(Data excerpts)
════

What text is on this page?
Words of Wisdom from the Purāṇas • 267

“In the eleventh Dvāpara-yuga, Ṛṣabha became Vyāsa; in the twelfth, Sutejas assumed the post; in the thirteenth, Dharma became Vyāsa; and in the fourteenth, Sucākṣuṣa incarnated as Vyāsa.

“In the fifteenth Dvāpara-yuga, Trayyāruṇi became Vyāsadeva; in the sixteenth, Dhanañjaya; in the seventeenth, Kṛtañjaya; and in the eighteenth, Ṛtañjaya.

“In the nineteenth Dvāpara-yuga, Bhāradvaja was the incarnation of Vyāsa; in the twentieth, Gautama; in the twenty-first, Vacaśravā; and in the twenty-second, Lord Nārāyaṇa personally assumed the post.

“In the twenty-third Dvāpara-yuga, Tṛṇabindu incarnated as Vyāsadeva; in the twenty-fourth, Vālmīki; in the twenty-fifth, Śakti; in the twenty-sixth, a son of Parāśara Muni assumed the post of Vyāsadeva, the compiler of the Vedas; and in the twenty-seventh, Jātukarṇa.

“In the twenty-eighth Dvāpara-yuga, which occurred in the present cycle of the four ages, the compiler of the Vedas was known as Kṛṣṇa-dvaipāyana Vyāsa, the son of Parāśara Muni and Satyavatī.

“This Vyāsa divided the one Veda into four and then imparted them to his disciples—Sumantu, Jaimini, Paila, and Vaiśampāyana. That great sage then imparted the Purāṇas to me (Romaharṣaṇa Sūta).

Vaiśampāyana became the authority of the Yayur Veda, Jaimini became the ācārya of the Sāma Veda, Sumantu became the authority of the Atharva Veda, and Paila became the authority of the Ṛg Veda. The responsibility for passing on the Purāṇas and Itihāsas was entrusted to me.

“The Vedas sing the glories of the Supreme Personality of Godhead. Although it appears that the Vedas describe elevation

════

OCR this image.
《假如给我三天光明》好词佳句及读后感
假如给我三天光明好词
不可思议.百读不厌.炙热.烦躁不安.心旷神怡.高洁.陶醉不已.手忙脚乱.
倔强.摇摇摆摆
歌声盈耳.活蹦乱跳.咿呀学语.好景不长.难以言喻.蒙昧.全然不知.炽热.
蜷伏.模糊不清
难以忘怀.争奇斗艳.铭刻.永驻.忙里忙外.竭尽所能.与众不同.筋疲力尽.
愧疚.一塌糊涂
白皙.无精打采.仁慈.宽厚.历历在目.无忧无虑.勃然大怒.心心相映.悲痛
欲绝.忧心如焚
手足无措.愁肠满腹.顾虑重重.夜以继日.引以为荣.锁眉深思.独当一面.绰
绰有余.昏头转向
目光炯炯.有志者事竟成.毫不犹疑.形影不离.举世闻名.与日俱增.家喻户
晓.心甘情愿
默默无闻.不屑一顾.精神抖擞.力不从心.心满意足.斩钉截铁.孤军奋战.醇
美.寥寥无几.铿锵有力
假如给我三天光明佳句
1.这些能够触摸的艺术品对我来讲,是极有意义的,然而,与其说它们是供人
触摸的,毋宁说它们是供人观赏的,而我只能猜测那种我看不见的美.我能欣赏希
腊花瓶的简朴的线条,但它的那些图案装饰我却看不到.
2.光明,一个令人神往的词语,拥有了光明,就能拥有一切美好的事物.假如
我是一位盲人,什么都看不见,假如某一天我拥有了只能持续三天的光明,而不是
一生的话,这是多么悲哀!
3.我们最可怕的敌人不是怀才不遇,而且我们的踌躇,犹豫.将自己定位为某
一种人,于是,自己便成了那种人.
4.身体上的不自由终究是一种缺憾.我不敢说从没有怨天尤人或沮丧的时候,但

════

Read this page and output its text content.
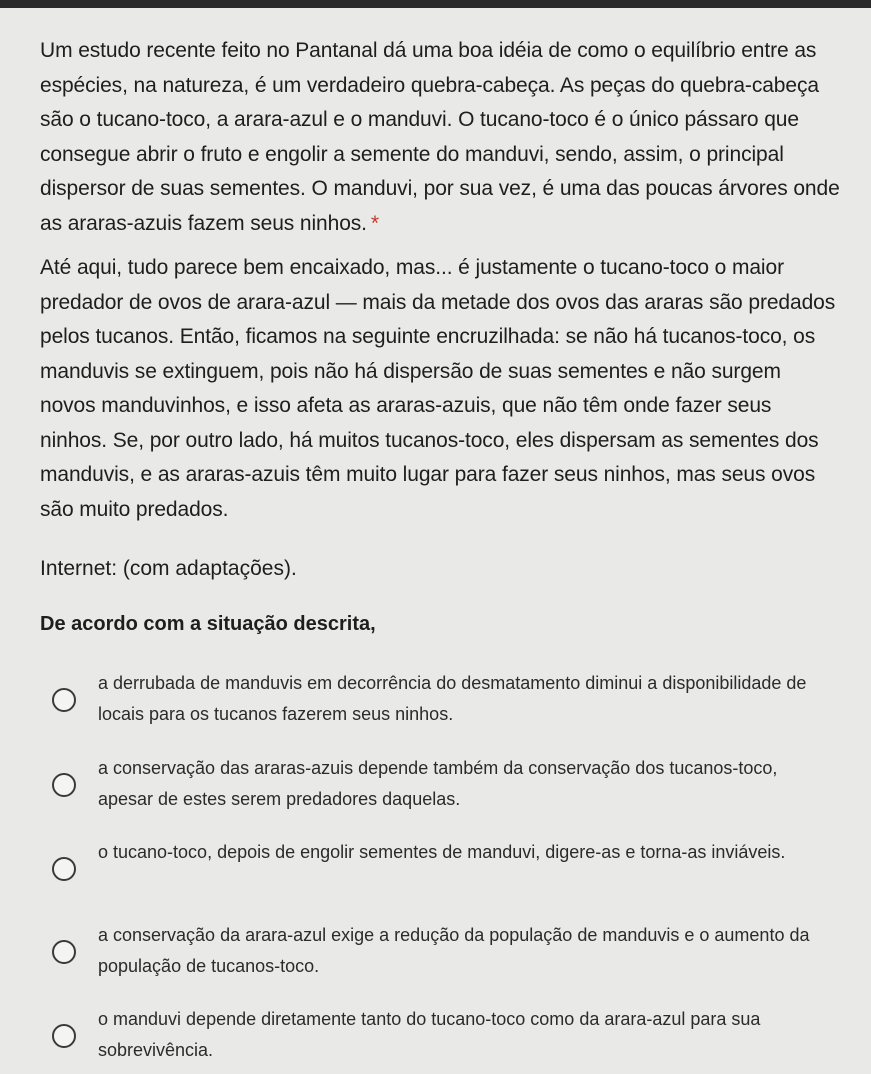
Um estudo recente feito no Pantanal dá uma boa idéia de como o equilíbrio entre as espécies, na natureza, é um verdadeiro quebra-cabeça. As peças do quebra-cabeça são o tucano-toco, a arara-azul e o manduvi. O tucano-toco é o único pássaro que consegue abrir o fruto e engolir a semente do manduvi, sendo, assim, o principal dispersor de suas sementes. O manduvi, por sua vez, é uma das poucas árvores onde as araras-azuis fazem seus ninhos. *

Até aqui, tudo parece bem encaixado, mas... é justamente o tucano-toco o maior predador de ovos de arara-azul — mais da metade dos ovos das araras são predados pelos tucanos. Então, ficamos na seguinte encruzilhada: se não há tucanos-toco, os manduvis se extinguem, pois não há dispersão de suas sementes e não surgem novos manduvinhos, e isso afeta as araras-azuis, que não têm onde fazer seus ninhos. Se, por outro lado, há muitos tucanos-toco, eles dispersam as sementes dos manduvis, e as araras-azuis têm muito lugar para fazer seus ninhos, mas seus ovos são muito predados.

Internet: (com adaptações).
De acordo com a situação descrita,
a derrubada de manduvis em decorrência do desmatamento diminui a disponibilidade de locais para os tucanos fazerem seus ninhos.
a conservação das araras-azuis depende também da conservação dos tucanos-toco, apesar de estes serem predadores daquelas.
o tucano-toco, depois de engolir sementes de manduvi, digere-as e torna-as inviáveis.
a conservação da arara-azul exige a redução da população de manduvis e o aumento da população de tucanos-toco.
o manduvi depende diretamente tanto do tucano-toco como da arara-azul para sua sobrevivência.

════

Given instruction
Choose all lines containing the string "Jaimini" and copy them out.

Full answer
“This Vyāsa divided the one Veda into four and then imparted them to his disciples—Sumantu, Jaimini, Paila, and Vaiśampāyana. That great sage then imparted the Purāṇas to me (Romaharṣaṇa Sūta).
Vaiśampāyana became the authority of the Yayur Veda, Jaimini became the ācārya of the Sāma Veda, Sumantu became the authority of the Atharva Veda, and Paila became the authority of the Ṛg Veda. The responsibility for passing on the Purāṇas and Itihāsas was entrusted to me.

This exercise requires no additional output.